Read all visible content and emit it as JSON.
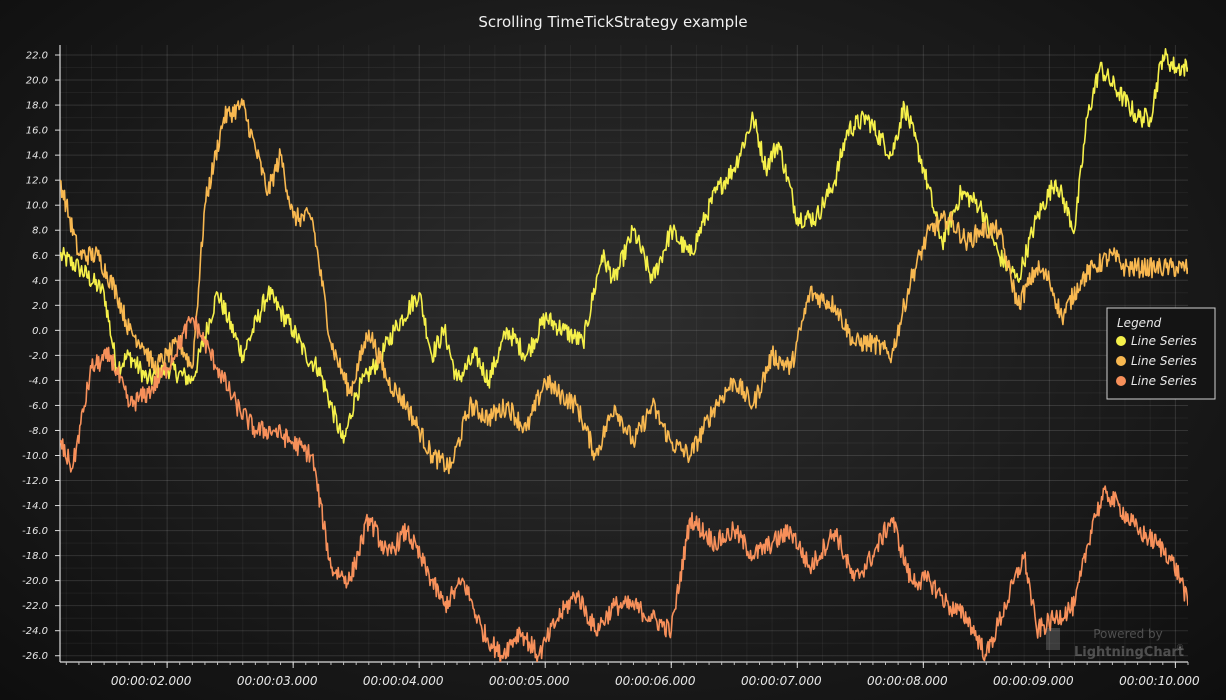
{
  "chart_data": {
    "type": "line",
    "title": "Scrolling TimeTickStrategy example",
    "xlabel": "",
    "ylabel": "",
    "xlim": [
      1.15,
      10.1
    ],
    "ylim": [
      -26.5,
      22.8
    ],
    "x_tick_labels": [
      "00:00:02.000",
      "00:00:03.000",
      "00:00:04.000",
      "00:00:05.000",
      "00:00:06.000",
      "00:00:07.000",
      "00:00:08.000",
      "00:00:09.000",
      "00:00:10.000"
    ],
    "x_tick_values": [
      2,
      3,
      4,
      5,
      6,
      7,
      8,
      9,
      10
    ],
    "y_tick_labels": [
      "22.0",
      "20.0",
      "18.0",
      "16.0",
      "14.0",
      "12.0",
      "10.0",
      "8.0",
      "6.0",
      "4.0",
      "2.0",
      "0.0",
      "-2.0",
      "-4.0",
      "-6.0",
      "-8.0",
      "-10.0",
      "-12.0",
      "-14.0",
      "-16.0",
      "-18.0",
      "-20.0",
      "-22.0",
      "-24.0",
      "-26.0"
    ],
    "y_tick_values": [
      22,
      20,
      18,
      16,
      14,
      12,
      10,
      8,
      6,
      4,
      2,
      0,
      -2,
      -4,
      -6,
      -8,
      -10,
      -12,
      -14,
      -16,
      -18,
      -20,
      -22,
      -24,
      -26
    ],
    "grid": true,
    "legend": {
      "title": "Legend",
      "position": "right"
    },
    "series": [
      {
        "name": "Line Series",
        "color": "#f5f04a",
        "x": [
          1.15,
          1.3,
          1.5,
          1.6,
          1.7,
          1.85,
          2.0,
          2.2,
          2.4,
          2.6,
          2.8,
          3.0,
          3.1,
          3.2,
          3.4,
          3.5,
          3.7,
          3.8,
          4.0,
          4.1,
          4.2,
          4.3,
          4.45,
          4.55,
          4.7,
          4.85,
          5.0,
          5.15,
          5.3,
          5.45,
          5.55,
          5.7,
          5.85,
          6.0,
          6.15,
          6.35,
          6.5,
          6.65,
          6.75,
          6.85,
          7.0,
          7.15,
          7.3,
          7.4,
          7.55,
          7.75,
          7.85,
          8.0,
          8.15,
          8.3,
          8.45,
          8.6,
          8.75,
          8.9,
          9.05,
          9.2,
          9.3,
          9.4,
          9.55,
          9.7,
          9.8,
          9.9,
          10.0,
          10.1
        ],
        "y": [
          6,
          5,
          3,
          -3,
          -2,
          -4,
          -3,
          -4,
          3,
          -2,
          3,
          0,
          -2,
          -3,
          -9,
          -5,
          -2,
          0,
          3,
          -2,
          0,
          -4,
          -2,
          -4,
          0,
          -2,
          1,
          0,
          -1,
          6,
          4,
          8,
          4,
          8,
          6,
          11,
          13,
          17,
          13,
          15,
          9,
          9,
          12,
          16,
          17,
          14,
          18,
          13,
          7,
          11,
          10,
          6,
          4,
          9,
          12,
          8,
          17,
          21,
          19,
          17,
          17,
          22,
          21,
          21
        ]
      },
      {
        "name": "Line Series",
        "color": "#f8b850",
        "x": [
          1.15,
          1.3,
          1.45,
          1.6,
          1.7,
          1.8,
          1.9,
          2.0,
          2.1,
          2.2,
          2.3,
          2.45,
          2.6,
          2.8,
          2.9,
          3.0,
          3.15,
          3.3,
          3.45,
          3.6,
          3.75,
          3.9,
          4.0,
          4.1,
          4.25,
          4.4,
          4.55,
          4.7,
          4.85,
          5.0,
          5.1,
          5.25,
          5.4,
          5.55,
          5.7,
          5.85,
          6.0,
          6.15,
          6.35,
          6.5,
          6.65,
          6.8,
          6.95,
          7.1,
          7.3,
          7.45,
          7.6,
          7.75,
          7.9,
          8.05,
          8.2,
          8.35,
          8.45,
          8.6,
          8.75,
          8.9,
          9.0,
          9.1,
          9.25,
          9.35,
          9.5,
          9.6,
          9.75,
          9.85,
          9.95,
          10.05,
          10.1
        ],
        "y": [
          12,
          6,
          6,
          3,
          0,
          -1,
          -3,
          -2,
          -1,
          -3,
          10,
          17,
          18,
          11,
          14,
          9,
          9,
          -1,
          -5,
          0,
          -4,
          -6,
          -8,
          -10,
          -11,
          -6,
          -7,
          -6,
          -8,
          -4,
          -5,
          -6,
          -10,
          -6,
          -9,
          -6,
          -9,
          -10,
          -6,
          -4,
          -6,
          -2,
          -3,
          3,
          2,
          -1,
          -1,
          -2,
          4,
          8,
          9,
          7,
          8,
          8,
          2,
          5,
          4,
          1,
          4,
          5,
          6,
          5,
          5,
          5,
          5,
          5,
          5
        ]
      },
      {
        "name": "Line Series",
        "color": "#f7905a",
        "x": [
          1.15,
          1.25,
          1.4,
          1.55,
          1.7,
          1.85,
          2.0,
          2.2,
          2.4,
          2.55,
          2.7,
          2.85,
          3.0,
          3.15,
          3.3,
          3.45,
          3.6,
          3.75,
          3.9,
          4.05,
          4.2,
          4.35,
          4.5,
          4.65,
          4.8,
          4.95,
          5.1,
          5.25,
          5.4,
          5.55,
          5.7,
          5.85,
          6.0,
          6.15,
          6.35,
          6.5,
          6.65,
          6.8,
          6.95,
          7.1,
          7.3,
          7.45,
          7.6,
          7.75,
          7.9,
          8.05,
          8.2,
          8.35,
          8.5,
          8.65,
          8.8,
          8.9,
          9.05,
          9.2,
          9.35,
          9.45,
          9.55,
          9.7,
          9.85,
          9.95,
          10.05,
          10.1
        ],
        "y": [
          -9,
          -11,
          -3,
          -2,
          -6,
          -5,
          -3,
          1,
          -3,
          -6,
          -8,
          -8,
          -9,
          -10,
          -19,
          -20,
          -15,
          -18,
          -16,
          -19,
          -22,
          -20,
          -24,
          -26,
          -24,
          -26,
          -23,
          -21,
          -24,
          -22,
          -22,
          -23,
          -24,
          -15,
          -17,
          -16,
          -18,
          -17,
          -16,
          -19,
          -16,
          -20,
          -18,
          -15,
          -20,
          -20,
          -22,
          -23,
          -26,
          -22,
          -18,
          -24,
          -23,
          -22,
          -15,
          -13,
          -14,
          -16,
          -17,
          -18,
          -20,
          -22
        ]
      }
    ]
  },
  "watermark": {
    "line1": "Powered by",
    "line2": "LightningChart",
    "mark": "®"
  }
}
-- -- --
▸ Written task
Report the number of lines containing the string "color" and add nothing to it.

▸ Completed exercise
3